Records contained in a dataset
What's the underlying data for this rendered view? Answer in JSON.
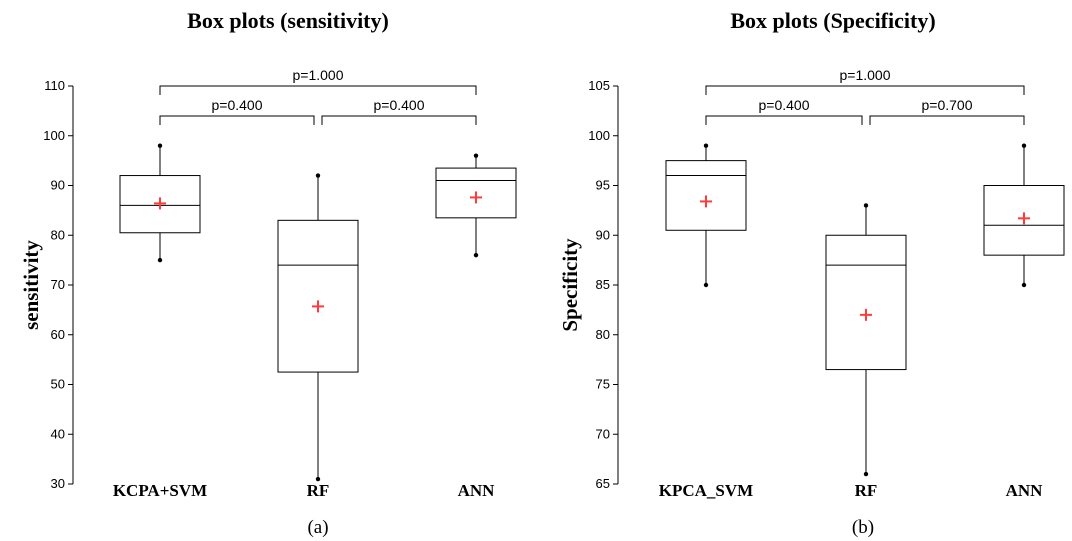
{
  "chart_data": [
    {
      "type": "box",
      "title": "Box plots (sensitivity)",
      "ylabel": "sensitivity",
      "xlabel": "",
      "ylim": [
        30,
        110
      ],
      "yticks": [
        "30",
        "40",
        "50",
        "60",
        "70",
        "80",
        "90",
        "100",
        "110"
      ],
      "categories": [
        "KCPA+SVM",
        "RF",
        "ANN"
      ],
      "boxes": [
        {
          "label": "KCPA+SVM",
          "min": 75,
          "q1": 80.5,
          "median": 86,
          "q3": 92,
          "max": 98,
          "mean": 86.4
        },
        {
          "label": "RF",
          "min": 31,
          "q1": 52.5,
          "median": 74,
          "q3": 83,
          "max": 92,
          "mean": 65.7
        },
        {
          "label": "ANN",
          "min": 76,
          "q1": 83.5,
          "median": 91,
          "q3": 93.5,
          "max": 96,
          "mean": 87.6
        }
      ],
      "comparisons": [
        {
          "from": 0,
          "to": 1,
          "label": "p=0.400"
        },
        {
          "from": 1,
          "to": 2,
          "label": "p=0.400"
        },
        {
          "from": 0,
          "to": 2,
          "label": "p=1.000"
        }
      ],
      "panel_label": "(a)",
      "mean_color": "#ff3b3b"
    },
    {
      "type": "box",
      "title": "Box plots (Specificity)",
      "ylabel": "Specificity",
      "xlabel": "",
      "ylim": [
        65,
        105
      ],
      "yticks": [
        "65",
        "70",
        "75",
        "80",
        "85",
        "90",
        "95",
        "100",
        "105"
      ],
      "categories": [
        "KPCA_SVM",
        "RF",
        "ANN"
      ],
      "boxes": [
        {
          "label": "KPCA_SVM",
          "min": 85,
          "q1": 90.5,
          "median": 96,
          "q3": 97.5,
          "max": 99,
          "mean": 93.4
        },
        {
          "label": "RF",
          "min": 66,
          "q1": 76.5,
          "median": 87,
          "q3": 90,
          "max": 93,
          "mean": 82
        },
        {
          "label": "ANN",
          "min": 85,
          "q1": 88,
          "median": 91,
          "q3": 95,
          "max": 99,
          "mean": 91.7
        }
      ],
      "comparisons": [
        {
          "from": 0,
          "to": 1,
          "label": "p=0.400"
        },
        {
          "from": 1,
          "to": 2,
          "label": "p=0.700"
        },
        {
          "from": 0,
          "to": 2,
          "label": "p=1.000"
        }
      ],
      "panel_label": "(b)",
      "mean_color": "#ff3b3b"
    }
  ]
}
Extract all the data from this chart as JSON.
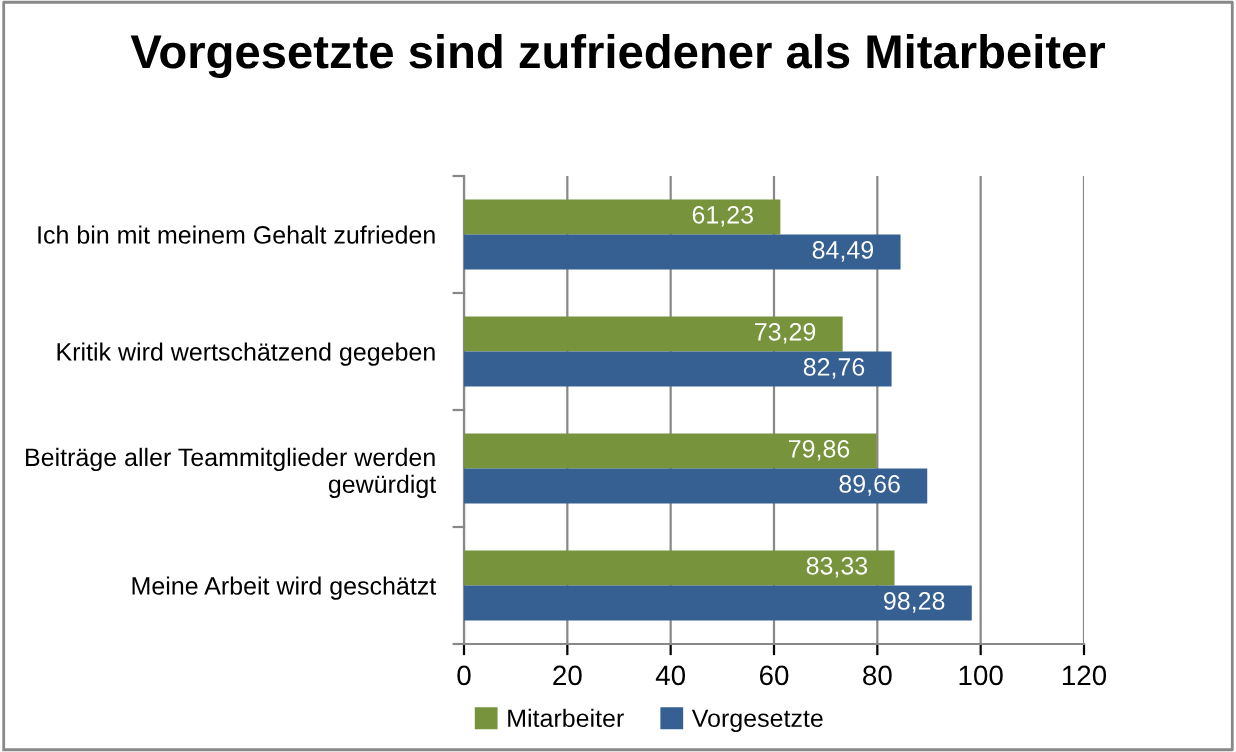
{
  "chart_data": {
    "type": "bar",
    "orientation": "horizontal",
    "title": "Vorgesetzte sind zufriedener als Mitarbeiter",
    "categories": [
      "Ich bin mit meinem Gehalt zufrieden",
      "Kritik wird wertschätzend gegeben",
      "Beiträge aller Teammitglieder werden\ngewürdigt",
      "Meine Arbeit wird geschätzt"
    ],
    "series": [
      {
        "name": "Mitarbeiter",
        "color": "#77933c",
        "values": [
          61.23,
          73.29,
          79.86,
          83.33
        ],
        "value_labels": [
          "61,23",
          "73,29",
          "79,86",
          "83,33"
        ]
      },
      {
        "name": "Vorgesetzte",
        "color": "#376092",
        "values": [
          84.49,
          82.76,
          89.66,
          98.28
        ],
        "value_labels": [
          "84,49",
          "82,76",
          "89,66",
          "98,28"
        ]
      }
    ],
    "xlim": [
      0,
      120
    ],
    "xticks": [
      0,
      20,
      40,
      60,
      80,
      100,
      120
    ],
    "grid": "x",
    "legend": "bottom"
  }
}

Written request
List all lines holding the string "wird".

Response
      "Kritik wird wertschätzend gegeben",
      "Meine Arbeit wird geschätzt"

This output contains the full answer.